§ **Directive**: Can you write out all the lines word for word, with no pictures?

Records from a collection
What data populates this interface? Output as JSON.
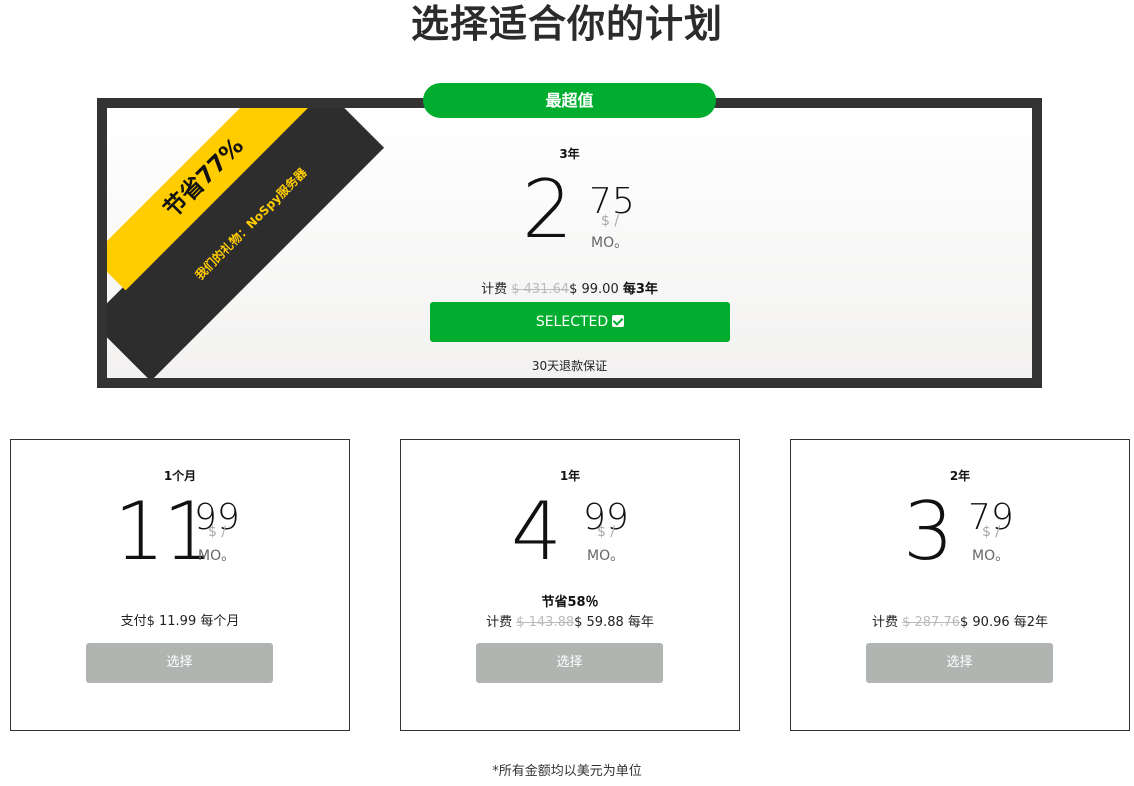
{
  "title": "选择适合你的计划",
  "featured": {
    "badge": "最超值",
    "ribbon_save": "节省77%",
    "ribbon_gift": "我们的礼物：NoSpy服务器",
    "term": "3年",
    "price_whole": "2",
    "price_cents": "75",
    "currency_per": "$ /",
    "per_unit": "MO。",
    "billing_prefix": "计费",
    "billing_old": "$ 431.64",
    "billing_new": "$ 99.00",
    "billing_period": "每3年",
    "button_label": "SELECTED",
    "guarantee": "30天退款保证"
  },
  "plans": [
    {
      "term": "1个月",
      "price_whole": "11",
      "price_cents": "99",
      "currency_per": "$ /",
      "per_unit": "MO。",
      "save": "",
      "billing_text": "支付$ 11.99 每个月",
      "button_label": "选择"
    },
    {
      "term": "1年",
      "price_whole": "4",
      "price_cents": "99",
      "currency_per": "$ /",
      "per_unit": "MO。",
      "save": "节省58％",
      "billing_prefix": "计费",
      "billing_old": "$ 143.88",
      "billing_new": "$ 59.88",
      "billing_period": "每年",
      "button_label": "选择"
    },
    {
      "term": "2年",
      "price_whole": "3",
      "price_cents": "79",
      "currency_per": "$ /",
      "per_unit": "MO。",
      "save": "",
      "billing_prefix": "计费",
      "billing_old": "$ 287.76",
      "billing_new": "$ 90.96",
      "billing_period": "每2年",
      "button_label": "选择"
    }
  ],
  "footnote": "*所有金额均以美元为单位",
  "colors": {
    "accent_green": "#00ad2f",
    "ribbon_yellow": "#ffcc00",
    "frame_dark": "#333333",
    "button_gray": "#b0b5b1"
  }
}
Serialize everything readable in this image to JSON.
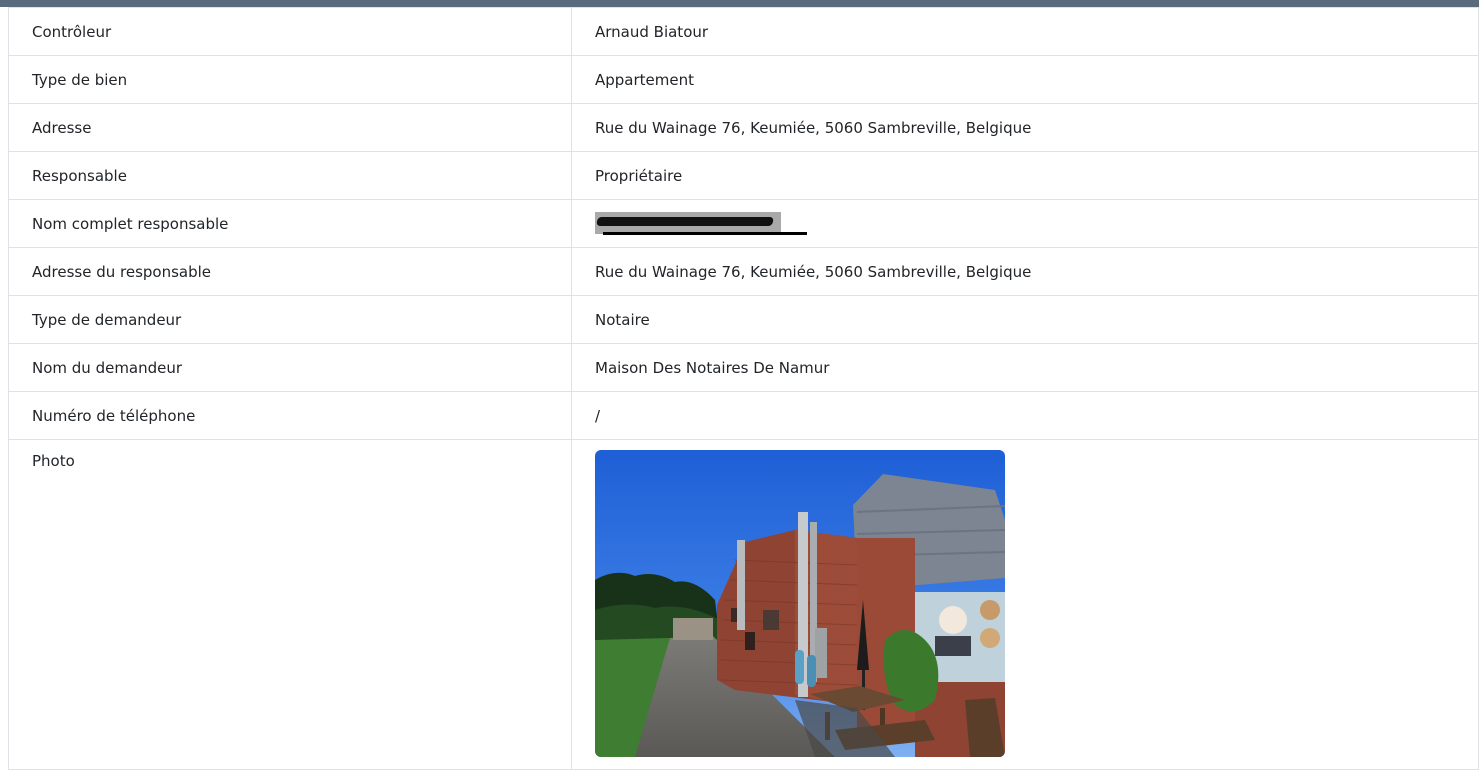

§ **Final result**:
What data populates this interface? Output as JSON.
{
  "title": "选择适合你的计划",
  "featured": {
    "badge": "最超值",
    "ribbon_save": "节省77%",
    "ribbon_gift": "我们的礼物：NoSpy服务器",
    "term": "3年",
    "price_whole": "2",
    "price_cents": "75",
    "currency_per": "$ /",
    "per_unit": "MO。",
    "billing_prefix": "计费",
    "billing_old": "$ 431.64",
    "billing_new": "$ 99.00",
    "billing_period": "每3年",
    "button_label": "SELECTED",
    "guarantee": "30天退款保证"
  },
  "plans": [
    {
      "term": "1个月",
      "price_whole": "11",
      "price_cents": "99",
      "currency_per": "$ /",
      "per_unit": "MO。",
      "save": "",
      "billing_text": "支付$ 11.99 每个月",
      "button_label": "选择"
    },
    {
      "term": "1年",
      "price_whole": "4",
      "price_cents": "99",
      "currency_per": "$ /",
      "per_unit": "MO。",
      "save": "节省58％",
      "billing_prefix": "计费",
      "billing_old": "$ 143.88",
      "billing_new": "$ 59.88",
      "billing_period": "每年",
      "button_label": "选择"
    },
    {
      "term": "2年",
      "price_whole": "3",
      "price_cents": "79",
      "currency_per": "$ /",
      "per_unit": "MO。",
      "save": "",
      "billing_prefix": "计费",
      "billing_old": "$ 287.76",
      "billing_new": "$ 90.96",
      "billing_period": "每2年",
      "button_label": "选择"
    }
  ],
  "footnote": "*所有金额均以美元为单位",
  "colors": {
    "accent_green": "#00ad2f",
    "ribbon_yellow": "#ffcc00",
    "frame_dark": "#333333",
    "button_gray": "#b0b5b1"
  }
}
Serialize everything readable in this image to JSON.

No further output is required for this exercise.